(Chart and figure data)
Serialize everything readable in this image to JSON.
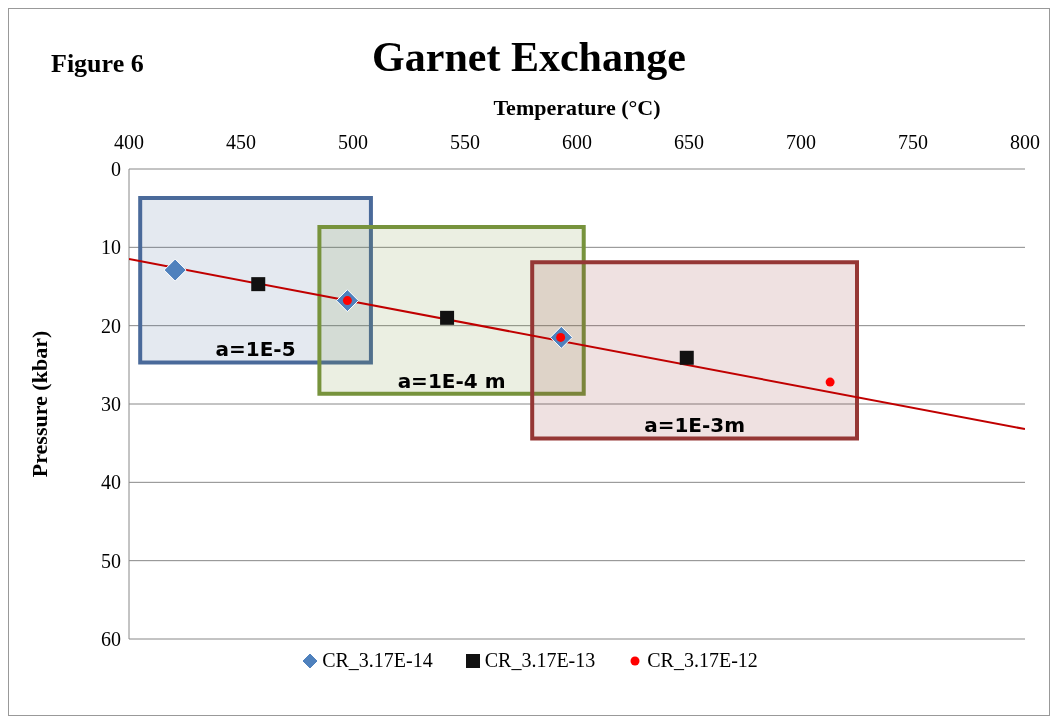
{
  "chart_data": {
    "type": "scatter",
    "title": "Garnet Exchange",
    "xlabel": "Temperature (°C)",
    "ylabel": "Pressure (kbar)",
    "xlim": [
      400,
      800
    ],
    "xticks": [
      400,
      450,
      500,
      550,
      600,
      650,
      700,
      750,
      800
    ],
    "ylim": [
      60,
      0
    ],
    "yticks": [
      0,
      10,
      20,
      30,
      40,
      50,
      60
    ],
    "grid": "y",
    "legend": "bottom",
    "series": [
      {
        "type": "area",
        "name": "a=1E-5",
        "color": "#4a6a9a",
        "x": [
          405,
          508,
          508,
          405,
          405
        ],
        "values": [
          3.7,
          3.7,
          24.7,
          24.7,
          3.7
        ]
      },
      {
        "type": "area",
        "name": "a=1E-4 m",
        "color": "#77933c",
        "x": [
          485,
          603,
          603,
          485,
          485
        ],
        "values": [
          7.4,
          7.4,
          28.7,
          28.7,
          7.4
        ]
      },
      {
        "type": "area",
        "name": "a=1E-3m",
        "color": "#953735",
        "x": [
          580,
          725,
          725,
          580,
          580
        ],
        "values": [
          11.9,
          11.9,
          34.4,
          34.4,
          11.9
        ]
      },
      {
        "type": "line",
        "color": "#c00000",
        "x": [
          400,
          800
        ],
        "values": [
          11.5,
          33.2
        ]
      },
      {
        "name": "CR_3.17E-14",
        "color": "#4f81bd",
        "marker": "diamond",
        "x": [
          420.6,
          497.5,
          593
        ],
        "values": [
          12.9,
          16.8,
          21.5
        ]
      },
      {
        "name": "CR_3.17E-13",
        "color": "#111111",
        "marker": "square",
        "x": [
          457.7,
          542,
          649
        ],
        "values": [
          14.7,
          19.0,
          24.1
        ]
      },
      {
        "name": "CR_3.17E-12",
        "color": "#ff0000",
        "marker": "circle",
        "x": [
          497.5,
          592.7,
          713
        ],
        "values": [
          16.8,
          21.5,
          27.2
        ]
      }
    ],
    "annotations": [
      "Figure 6"
    ]
  }
}
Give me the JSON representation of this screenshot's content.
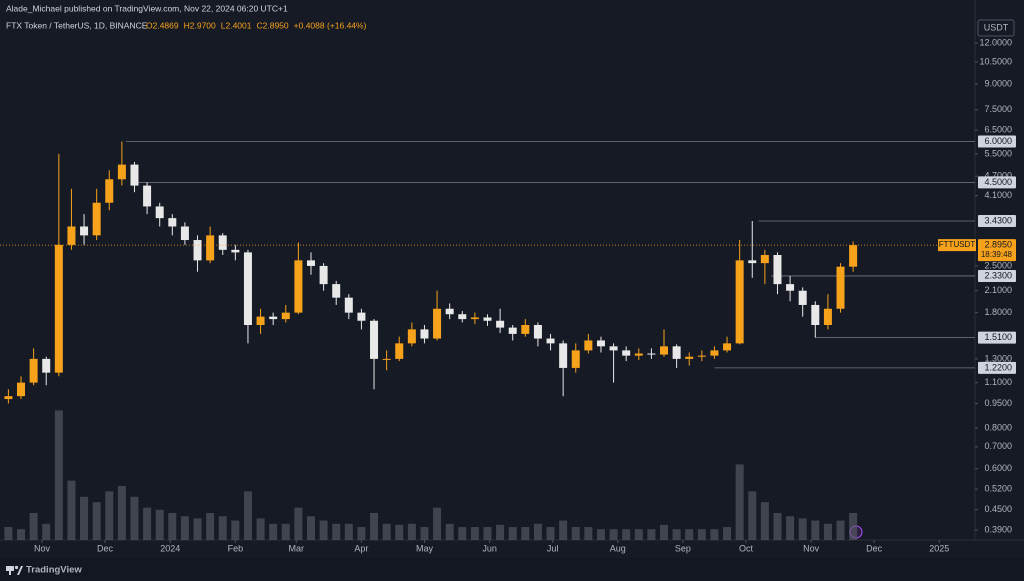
{
  "chart_data": {
    "type": "candlestick",
    "publisher": "Alade_Michael published on TradingView.com, Nov 22, 2024 06:20 UTC+1",
    "title": "FTX Token / TetherUS, 1D, BINANCE",
    "ohlc_text": [
      "O2.4869",
      "H2.9700",
      "L2.4001",
      "C2.8950",
      "+0.4088 (+16.44%)"
    ],
    "currency": "USDT",
    "footer": "TradingView",
    "log_scale": true,
    "grid": false,
    "up_color": "#f7a21b",
    "down_color": "#e8e8e8",
    "volume_color": "#5d606b",
    "x": [
      0,
      6,
      12,
      18,
      24,
      30,
      36,
      42,
      48,
      54,
      60,
      66,
      72,
      78,
      84,
      90,
      96,
      102,
      108,
      114,
      120,
      126,
      132,
      138,
      144,
      150,
      156,
      162,
      168,
      174,
      180,
      186,
      192,
      198,
      204,
      210,
      216,
      222,
      228,
      234,
      240,
      246,
      252,
      258,
      264,
      270,
      276,
      282,
      288,
      294,
      300,
      306,
      312,
      318,
      324,
      330,
      336,
      342,
      348,
      354,
      360,
      366,
      372,
      378,
      384,
      390,
      396,
      402
    ],
    "open": [
      0.98,
      1.0,
      1.1,
      1.3,
      1.18,
      2.9,
      3.3,
      3.1,
      3.9,
      4.6,
      5.1,
      4.4,
      3.8,
      3.5,
      3.3,
      3.0,
      2.6,
      3.1,
      2.8,
      2.75,
      1.65,
      1.75,
      1.72,
      1.8,
      2.6,
      2.5,
      2.2,
      2.0,
      1.8,
      1.7,
      1.3,
      1.3,
      1.45,
      1.6,
      1.5,
      1.85,
      1.78,
      1.72,
      1.74,
      1.7,
      1.62,
      1.55,
      1.65,
      1.5,
      1.45,
      1.22,
      1.38,
      1.48,
      1.42,
      1.38,
      1.33,
      1.35,
      1.34,
      1.42,
      1.3,
      1.32,
      1.33,
      1.38,
      1.45,
      2.6,
      2.55,
      2.7,
      2.2,
      2.1,
      1.9,
      1.65,
      1.85,
      2.4869
    ],
    "high": [
      1.05,
      1.15,
      1.4,
      1.32,
      5.5,
      4.3,
      3.6,
      4.3,
      4.9,
      6.0,
      5.2,
      4.5,
      3.9,
      3.6,
      3.4,
      3.1,
      3.3,
      3.15,
      2.9,
      2.8,
      1.85,
      1.8,
      1.9,
      2.95,
      2.75,
      2.55,
      2.25,
      2.05,
      1.85,
      1.72,
      1.38,
      1.52,
      1.68,
      1.65,
      2.1,
      1.92,
      1.82,
      1.8,
      1.78,
      1.85,
      1.65,
      1.72,
      1.68,
      1.55,
      1.48,
      1.45,
      1.55,
      1.52,
      1.45,
      1.42,
      1.4,
      1.4,
      1.6,
      1.44,
      1.36,
      1.38,
      1.42,
      1.52,
      3.0,
      3.43,
      2.8,
      2.75,
      2.33,
      2.15,
      1.95,
      2.05,
      2.55,
      2.97
    ],
    "low": [
      0.95,
      0.98,
      1.08,
      1.08,
      1.15,
      2.8,
      2.9,
      3.0,
      3.7,
      4.4,
      4.2,
      3.6,
      3.3,
      3.1,
      2.9,
      2.4,
      2.55,
      2.7,
      2.6,
      1.45,
      1.55,
      1.65,
      1.68,
      1.78,
      2.35,
      2.1,
      1.9,
      1.72,
      1.6,
      1.05,
      1.2,
      1.28,
      1.42,
      1.45,
      1.48,
      1.72,
      1.68,
      1.66,
      1.64,
      1.56,
      1.48,
      1.52,
      1.42,
      1.38,
      1.0,
      1.18,
      1.35,
      1.36,
      1.1,
      1.28,
      1.29,
      1.3,
      1.32,
      1.22,
      1.24,
      1.28,
      1.3,
      1.36,
      1.44,
      2.3,
      2.2,
      2.05,
      1.95,
      1.75,
      1.51,
      1.6,
      1.8,
      2.4001
    ],
    "close": [
      1.0,
      1.1,
      1.3,
      1.18,
      2.9,
      3.3,
      3.1,
      3.9,
      4.6,
      5.1,
      4.4,
      3.8,
      3.5,
      3.3,
      3.0,
      2.6,
      3.1,
      2.8,
      2.75,
      1.65,
      1.75,
      1.72,
      1.8,
      2.6,
      2.5,
      2.2,
      2.0,
      1.8,
      1.7,
      1.3,
      1.3,
      1.45,
      1.6,
      1.5,
      1.85,
      1.78,
      1.72,
      1.74,
      1.7,
      1.62,
      1.55,
      1.65,
      1.5,
      1.45,
      1.22,
      1.38,
      1.48,
      1.42,
      1.38,
      1.33,
      1.35,
      1.34,
      1.42,
      1.3,
      1.32,
      1.33,
      1.38,
      1.45,
      2.6,
      2.55,
      2.7,
      2.2,
      2.1,
      1.9,
      1.65,
      1.85,
      2.4869,
      2.895
    ],
    "volume": [
      12,
      10,
      25,
      15,
      120,
      55,
      40,
      35,
      45,
      50,
      40,
      30,
      28,
      25,
      22,
      20,
      25,
      22,
      18,
      45,
      20,
      15,
      15,
      30,
      22,
      18,
      15,
      15,
      12,
      25,
      15,
      14,
      15,
      12,
      30,
      15,
      12,
      12,
      12,
      14,
      12,
      12,
      15,
      12,
      18,
      12,
      12,
      10,
      10,
      10,
      10,
      10,
      14,
      10,
      10,
      10,
      10,
      12,
      70,
      45,
      35,
      25,
      22,
      20,
      18,
      15,
      18,
      25
    ],
    "xlim": [
      -4,
      460
    ],
    "ylim": [
      0.3635,
      13.15
    ],
    "xticks": [
      {
        "value": 16,
        "label": "Nov"
      },
      {
        "value": 46,
        "label": "Dec"
      },
      {
        "value": 77,
        "label": "2024"
      },
      {
        "value": 108,
        "label": "Feb"
      },
      {
        "value": 137,
        "label": "Mar"
      },
      {
        "value": 168,
        "label": "Apr"
      },
      {
        "value": 198,
        "label": "May"
      },
      {
        "value": 229,
        "label": "Jun"
      },
      {
        "value": 259,
        "label": "Jul"
      },
      {
        "value": 290,
        "label": "Aug"
      },
      {
        "value": 321,
        "label": "Sep"
      },
      {
        "value": 351,
        "label": "Oct"
      },
      {
        "value": 382,
        "label": "Nov"
      },
      {
        "value": 412,
        "label": "Dec"
      },
      {
        "value": 443,
        "label": "2025"
      }
    ],
    "yticks": [
      {
        "value": 12,
        "label": "12.0000"
      },
      {
        "value": 10.5,
        "label": "10.5000"
      },
      {
        "value": 9,
        "label": "9.0000"
      },
      {
        "value": 7.5,
        "label": "7.5000"
      },
      {
        "value": 6.5,
        "label": "6.5000"
      },
      {
        "value": 5.5,
        "label": "5.5000"
      },
      {
        "value": 4.7,
        "label": "4.7000"
      },
      {
        "value": 4.1,
        "label": "4.1000"
      },
      {
        "value": 2.5,
        "label": "2.5000"
      },
      {
        "value": 2.1,
        "label": "2.1000"
      },
      {
        "value": 1.8,
        "label": "1.8000"
      },
      {
        "value": 1.3,
        "label": "1.3000"
      },
      {
        "value": 1.1,
        "label": "1.1000"
      },
      {
        "value": 0.95,
        "label": "0.9500"
      },
      {
        "value": 0.8,
        "label": "0.8000"
      },
      {
        "value": 0.7,
        "label": "0.7000"
      },
      {
        "value": 0.6,
        "label": "0.6000"
      },
      {
        "value": 0.52,
        "label": "0.5200"
      },
      {
        "value": 0.45,
        "label": "0.4500"
      },
      {
        "value": 0.39,
        "label": "0.3900"
      }
    ],
    "levels": [
      {
        "value": 6,
        "label": "6.0000",
        "from": 56
      },
      {
        "value": 4.5,
        "label": "4.5000",
        "from": 60
      },
      {
        "value": 3.43,
        "label": "3.4300",
        "from": 357
      },
      {
        "value": 2.33,
        "label": "2.3300",
        "from": 363
      },
      {
        "value": 1.51,
        "label": "1.5100",
        "from": 384
      },
      {
        "value": 1.22,
        "label": "1.2200",
        "from": 336
      }
    ],
    "symbol": "FTTUSDT",
    "last_price": {
      "value": 2.895,
      "label": "2.8950"
    },
    "countdown": "18:39:48"
  }
}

- Instructions to follow
Establish how many lines of the material above hold the word "title". Nothing but the count should be returned.

- Solved exercise
2